*Do this*. Collect every line below that contains the word "Administrator".

====== Information supplied ======

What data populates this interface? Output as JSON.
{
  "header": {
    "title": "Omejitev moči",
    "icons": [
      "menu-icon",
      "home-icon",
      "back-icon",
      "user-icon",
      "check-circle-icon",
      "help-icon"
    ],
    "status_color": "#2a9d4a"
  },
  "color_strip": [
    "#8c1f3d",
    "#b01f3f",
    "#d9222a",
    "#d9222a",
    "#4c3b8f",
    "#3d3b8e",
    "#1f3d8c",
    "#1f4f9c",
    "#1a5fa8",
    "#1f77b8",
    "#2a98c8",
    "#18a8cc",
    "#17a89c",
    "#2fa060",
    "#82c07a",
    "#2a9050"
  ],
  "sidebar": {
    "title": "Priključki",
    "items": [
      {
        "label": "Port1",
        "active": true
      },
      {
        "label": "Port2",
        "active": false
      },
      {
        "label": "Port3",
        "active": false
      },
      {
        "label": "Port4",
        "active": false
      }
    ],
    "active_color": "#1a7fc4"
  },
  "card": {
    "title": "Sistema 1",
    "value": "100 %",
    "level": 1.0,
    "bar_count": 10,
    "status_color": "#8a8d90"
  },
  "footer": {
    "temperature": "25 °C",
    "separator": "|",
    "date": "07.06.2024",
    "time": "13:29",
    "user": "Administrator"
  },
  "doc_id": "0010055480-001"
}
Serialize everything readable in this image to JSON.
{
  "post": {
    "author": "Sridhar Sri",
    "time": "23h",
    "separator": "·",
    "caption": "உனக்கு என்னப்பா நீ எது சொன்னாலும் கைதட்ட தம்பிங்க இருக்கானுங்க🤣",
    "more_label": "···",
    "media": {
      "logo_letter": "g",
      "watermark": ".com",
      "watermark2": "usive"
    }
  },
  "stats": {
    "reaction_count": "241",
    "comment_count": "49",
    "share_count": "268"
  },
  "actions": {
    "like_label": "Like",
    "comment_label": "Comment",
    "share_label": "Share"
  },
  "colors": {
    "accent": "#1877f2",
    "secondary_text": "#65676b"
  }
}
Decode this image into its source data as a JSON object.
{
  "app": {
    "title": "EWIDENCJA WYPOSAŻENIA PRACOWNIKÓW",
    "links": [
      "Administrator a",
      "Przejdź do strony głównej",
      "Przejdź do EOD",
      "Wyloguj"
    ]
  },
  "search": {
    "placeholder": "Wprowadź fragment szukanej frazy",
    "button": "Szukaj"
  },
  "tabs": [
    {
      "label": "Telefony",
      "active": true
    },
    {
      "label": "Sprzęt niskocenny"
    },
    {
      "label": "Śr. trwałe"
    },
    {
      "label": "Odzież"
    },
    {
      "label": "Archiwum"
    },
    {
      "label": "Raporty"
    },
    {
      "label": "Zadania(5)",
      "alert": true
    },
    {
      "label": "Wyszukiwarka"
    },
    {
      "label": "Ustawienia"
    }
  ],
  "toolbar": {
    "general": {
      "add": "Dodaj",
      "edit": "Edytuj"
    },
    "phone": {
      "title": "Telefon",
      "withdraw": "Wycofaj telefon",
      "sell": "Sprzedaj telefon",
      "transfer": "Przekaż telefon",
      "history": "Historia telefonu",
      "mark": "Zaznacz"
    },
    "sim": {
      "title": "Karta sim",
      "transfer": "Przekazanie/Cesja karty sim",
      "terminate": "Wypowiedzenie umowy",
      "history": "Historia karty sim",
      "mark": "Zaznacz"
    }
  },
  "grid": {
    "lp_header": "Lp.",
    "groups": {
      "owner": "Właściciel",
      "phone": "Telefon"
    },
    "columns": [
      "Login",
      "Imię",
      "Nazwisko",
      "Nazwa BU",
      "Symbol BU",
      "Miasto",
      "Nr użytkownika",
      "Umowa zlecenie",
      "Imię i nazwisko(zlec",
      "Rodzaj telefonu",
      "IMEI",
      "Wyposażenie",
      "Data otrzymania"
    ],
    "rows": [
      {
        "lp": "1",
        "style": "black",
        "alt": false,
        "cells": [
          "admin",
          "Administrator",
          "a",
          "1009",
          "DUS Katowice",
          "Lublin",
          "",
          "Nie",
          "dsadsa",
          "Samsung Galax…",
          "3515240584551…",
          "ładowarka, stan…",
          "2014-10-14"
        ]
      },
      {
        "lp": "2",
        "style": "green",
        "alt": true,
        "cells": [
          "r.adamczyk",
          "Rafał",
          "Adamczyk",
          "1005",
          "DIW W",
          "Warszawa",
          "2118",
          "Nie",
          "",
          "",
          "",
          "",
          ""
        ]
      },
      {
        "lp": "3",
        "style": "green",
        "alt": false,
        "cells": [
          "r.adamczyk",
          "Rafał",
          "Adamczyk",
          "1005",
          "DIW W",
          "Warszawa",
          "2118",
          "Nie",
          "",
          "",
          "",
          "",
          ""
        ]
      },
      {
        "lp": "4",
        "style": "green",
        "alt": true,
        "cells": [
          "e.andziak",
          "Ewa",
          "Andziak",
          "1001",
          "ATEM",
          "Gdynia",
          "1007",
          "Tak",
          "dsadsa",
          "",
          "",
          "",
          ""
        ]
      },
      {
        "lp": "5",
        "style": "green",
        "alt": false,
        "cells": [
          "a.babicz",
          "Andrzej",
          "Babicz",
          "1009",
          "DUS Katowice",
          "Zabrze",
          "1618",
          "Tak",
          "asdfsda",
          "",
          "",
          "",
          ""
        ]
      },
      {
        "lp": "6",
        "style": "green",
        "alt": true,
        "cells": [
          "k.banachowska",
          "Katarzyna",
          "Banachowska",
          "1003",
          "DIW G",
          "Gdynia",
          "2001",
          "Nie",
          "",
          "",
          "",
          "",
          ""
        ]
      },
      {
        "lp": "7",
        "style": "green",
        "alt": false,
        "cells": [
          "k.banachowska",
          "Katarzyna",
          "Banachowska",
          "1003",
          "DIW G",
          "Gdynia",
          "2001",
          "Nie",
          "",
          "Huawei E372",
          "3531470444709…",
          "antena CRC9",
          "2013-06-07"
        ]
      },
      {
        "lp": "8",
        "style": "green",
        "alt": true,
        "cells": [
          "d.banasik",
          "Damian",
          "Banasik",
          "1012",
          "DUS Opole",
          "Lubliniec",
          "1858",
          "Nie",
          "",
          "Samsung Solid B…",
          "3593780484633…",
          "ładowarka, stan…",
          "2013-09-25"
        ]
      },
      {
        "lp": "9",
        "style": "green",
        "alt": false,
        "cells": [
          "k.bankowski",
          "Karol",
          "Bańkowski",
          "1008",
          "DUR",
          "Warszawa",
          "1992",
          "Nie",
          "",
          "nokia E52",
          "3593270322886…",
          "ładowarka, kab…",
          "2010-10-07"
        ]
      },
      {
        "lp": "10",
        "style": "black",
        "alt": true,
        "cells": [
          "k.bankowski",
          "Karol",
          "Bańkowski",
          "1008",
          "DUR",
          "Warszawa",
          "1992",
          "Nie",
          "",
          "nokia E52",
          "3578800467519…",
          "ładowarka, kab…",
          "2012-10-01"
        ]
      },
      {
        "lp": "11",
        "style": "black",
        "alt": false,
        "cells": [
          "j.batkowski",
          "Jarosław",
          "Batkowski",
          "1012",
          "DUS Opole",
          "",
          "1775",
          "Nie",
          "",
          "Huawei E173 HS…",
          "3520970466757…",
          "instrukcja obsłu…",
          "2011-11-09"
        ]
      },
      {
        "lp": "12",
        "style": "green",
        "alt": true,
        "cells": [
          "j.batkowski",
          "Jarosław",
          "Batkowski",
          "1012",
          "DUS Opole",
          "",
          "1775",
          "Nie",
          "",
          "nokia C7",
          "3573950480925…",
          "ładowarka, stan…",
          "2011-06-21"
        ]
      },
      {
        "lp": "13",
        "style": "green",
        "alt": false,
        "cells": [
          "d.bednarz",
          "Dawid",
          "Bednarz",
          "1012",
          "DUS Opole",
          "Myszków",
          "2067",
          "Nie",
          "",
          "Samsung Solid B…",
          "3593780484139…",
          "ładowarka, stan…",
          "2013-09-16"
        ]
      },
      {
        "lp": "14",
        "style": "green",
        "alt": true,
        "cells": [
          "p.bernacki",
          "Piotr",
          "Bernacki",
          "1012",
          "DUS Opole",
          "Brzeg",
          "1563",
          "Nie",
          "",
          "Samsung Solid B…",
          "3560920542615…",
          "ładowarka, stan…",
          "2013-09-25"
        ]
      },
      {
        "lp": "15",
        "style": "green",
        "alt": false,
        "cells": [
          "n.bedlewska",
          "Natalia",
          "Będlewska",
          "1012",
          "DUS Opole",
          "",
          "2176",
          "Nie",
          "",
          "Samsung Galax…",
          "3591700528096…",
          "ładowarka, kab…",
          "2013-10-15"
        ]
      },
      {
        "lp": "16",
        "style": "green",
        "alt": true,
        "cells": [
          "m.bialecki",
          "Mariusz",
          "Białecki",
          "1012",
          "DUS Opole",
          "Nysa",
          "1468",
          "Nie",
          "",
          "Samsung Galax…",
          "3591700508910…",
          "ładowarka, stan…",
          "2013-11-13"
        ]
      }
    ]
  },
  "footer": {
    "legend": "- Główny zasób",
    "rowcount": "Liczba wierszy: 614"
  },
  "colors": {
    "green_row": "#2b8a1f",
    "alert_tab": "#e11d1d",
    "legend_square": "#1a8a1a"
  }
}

======

*The answer*.
    "user": "Administrator"
      "Administrator a",
          "Administrator",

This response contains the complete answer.